#### What the exercise asks
Reproduce every line of the records below verbatim, with no character changed.

#### Given information

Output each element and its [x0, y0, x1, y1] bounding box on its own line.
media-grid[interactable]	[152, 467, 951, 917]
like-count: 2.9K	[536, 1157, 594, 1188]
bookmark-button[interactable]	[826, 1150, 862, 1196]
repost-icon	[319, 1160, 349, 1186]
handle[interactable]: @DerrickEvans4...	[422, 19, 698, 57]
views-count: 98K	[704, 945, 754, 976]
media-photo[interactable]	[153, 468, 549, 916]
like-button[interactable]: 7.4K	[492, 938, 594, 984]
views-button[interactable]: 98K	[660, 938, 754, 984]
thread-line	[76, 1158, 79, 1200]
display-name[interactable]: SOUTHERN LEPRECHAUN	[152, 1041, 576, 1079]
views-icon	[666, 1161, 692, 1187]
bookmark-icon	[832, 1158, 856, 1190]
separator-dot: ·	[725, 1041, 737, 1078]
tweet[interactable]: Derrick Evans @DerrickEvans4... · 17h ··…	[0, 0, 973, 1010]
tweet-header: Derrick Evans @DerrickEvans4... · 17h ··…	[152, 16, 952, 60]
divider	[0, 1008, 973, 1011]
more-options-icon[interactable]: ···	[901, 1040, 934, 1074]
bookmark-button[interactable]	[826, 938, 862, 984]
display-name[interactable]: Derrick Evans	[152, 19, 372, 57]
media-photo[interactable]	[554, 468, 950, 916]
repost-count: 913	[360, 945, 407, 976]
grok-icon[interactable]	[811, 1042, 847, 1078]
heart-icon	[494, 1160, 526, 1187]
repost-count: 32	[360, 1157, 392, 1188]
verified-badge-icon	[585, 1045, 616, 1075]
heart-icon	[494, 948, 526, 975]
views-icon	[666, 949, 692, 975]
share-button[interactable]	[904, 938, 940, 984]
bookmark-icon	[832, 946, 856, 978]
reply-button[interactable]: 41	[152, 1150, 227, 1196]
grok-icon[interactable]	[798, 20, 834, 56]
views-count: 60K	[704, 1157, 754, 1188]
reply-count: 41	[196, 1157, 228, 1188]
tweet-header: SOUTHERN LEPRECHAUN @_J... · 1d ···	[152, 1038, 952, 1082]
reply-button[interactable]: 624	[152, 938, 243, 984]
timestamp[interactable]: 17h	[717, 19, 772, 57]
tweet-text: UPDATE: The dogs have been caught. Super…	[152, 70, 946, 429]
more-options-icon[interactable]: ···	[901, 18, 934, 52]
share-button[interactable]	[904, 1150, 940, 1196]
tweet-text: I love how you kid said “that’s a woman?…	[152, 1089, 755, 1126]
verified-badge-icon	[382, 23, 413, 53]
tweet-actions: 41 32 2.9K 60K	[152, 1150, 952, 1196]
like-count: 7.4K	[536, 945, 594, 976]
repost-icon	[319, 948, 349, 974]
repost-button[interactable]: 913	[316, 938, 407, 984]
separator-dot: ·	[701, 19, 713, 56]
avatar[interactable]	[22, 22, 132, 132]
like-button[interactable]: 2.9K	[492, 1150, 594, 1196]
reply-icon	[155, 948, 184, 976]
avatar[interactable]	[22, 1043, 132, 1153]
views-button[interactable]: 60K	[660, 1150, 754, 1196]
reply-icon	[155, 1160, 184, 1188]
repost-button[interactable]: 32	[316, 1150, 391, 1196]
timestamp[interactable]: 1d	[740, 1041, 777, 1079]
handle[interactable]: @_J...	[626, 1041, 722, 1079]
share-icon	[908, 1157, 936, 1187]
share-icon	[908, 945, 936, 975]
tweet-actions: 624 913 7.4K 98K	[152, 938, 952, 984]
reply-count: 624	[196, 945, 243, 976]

#### Problem solution
Output each element and its [x0, y0, x1, y1] bounding box on its own line.
media-grid[interactable]	[152, 467, 951, 917]
like-count: 2.9K	[536, 1157, 594, 1188]
bookmark-button[interactable]	[826, 1150, 862, 1196]
repost-icon	[319, 1160, 349, 1186]
handle[interactable]: @DerrickEvans4...	[422, 19, 698, 57]
views-count: 98K	[704, 945, 754, 976]
media-photo[interactable]	[153, 468, 549, 916]
like-button[interactable]: 7.4K	[492, 938, 594, 984]
views-button[interactable]: 98K	[660, 938, 754, 984]
thread-line	[76, 1158, 79, 1200]
display-name[interactable]: SOUTHERN LEPRECHAUN	[152, 1041, 576, 1079]
views-icon	[666, 1161, 692, 1187]
bookmark-icon	[832, 1158, 856, 1190]
separator-dot: ·	[725, 1041, 737, 1078]
tweet[interactable]: Derrick Evans @DerrickEvans4... · 17h ··…	[0, 0, 973, 1010]
tweet-header: Derrick Evans @DerrickEvans4... · 17h ··…	[152, 16, 952, 60]
divider	[0, 1008, 973, 1011]
more-options-icon[interactable]: ···	[901, 1040, 934, 1074]
bookmark-button[interactable]	[826, 938, 862, 984]
display-name[interactable]: Derrick Evans	[152, 19, 372, 57]
media-photo[interactable]	[554, 468, 950, 916]
repost-count: 913	[360, 945, 407, 976]
grok-icon[interactable]	[811, 1042, 847, 1078]
heart-icon	[494, 1160, 526, 1187]
repost-count: 32	[360, 1157, 392, 1188]
verified-badge-icon	[585, 1045, 616, 1075]
heart-icon	[494, 948, 526, 975]
views-icon	[666, 949, 692, 975]
share-button[interactable]	[904, 938, 940, 984]
bookmark-icon	[832, 946, 856, 978]
reply-button[interactable]: 41	[152, 1150, 227, 1196]
grok-icon[interactable]	[798, 20, 834, 56]
views-count: 60K	[704, 1157, 754, 1188]
reply-count: 41	[196, 1157, 228, 1188]
tweet-header: SOUTHERN LEPRECHAUN @_J... · 1d ···	[152, 1038, 952, 1082]
reply-button[interactable]: 624	[152, 938, 243, 984]
timestamp[interactable]: 17h	[717, 19, 772, 57]
tweet-text: UPDATE: The dogs have been caught. Super…	[152, 70, 946, 429]
more-options-icon[interactable]: ···	[901, 18, 934, 52]
share-button[interactable]	[904, 1150, 940, 1196]
tweet-text: I love how you kid said “that’s a woman?…	[152, 1089, 755, 1126]
verified-badge-icon	[382, 23, 413, 53]
tweet-actions: 41 32 2.9K 60K	[152, 1150, 952, 1196]
like-count: 7.4K	[536, 945, 594, 976]
repost-icon	[319, 948, 349, 974]
repost-button[interactable]: 913	[316, 938, 407, 984]
separator-dot: ·	[701, 19, 713, 56]
avatar[interactable]	[22, 22, 132, 132]
like-button[interactable]: 2.9K	[492, 1150, 594, 1196]
reply-icon	[155, 948, 184, 976]
avatar[interactable]	[22, 1043, 132, 1153]
views-button[interactable]: 60K	[660, 1150, 754, 1196]
reply-icon	[155, 1160, 184, 1188]
repost-button[interactable]: 32	[316, 1150, 391, 1196]
timestamp[interactable]: 1d	[740, 1041, 777, 1079]
handle[interactable]: @_J...	[626, 1041, 722, 1079]
share-icon	[908, 1157, 936, 1187]
share-icon	[908, 945, 936, 975]
tweet-actions: 624 913 7.4K 98K	[152, 938, 952, 984]
reply-count: 624	[196, 945, 243, 976]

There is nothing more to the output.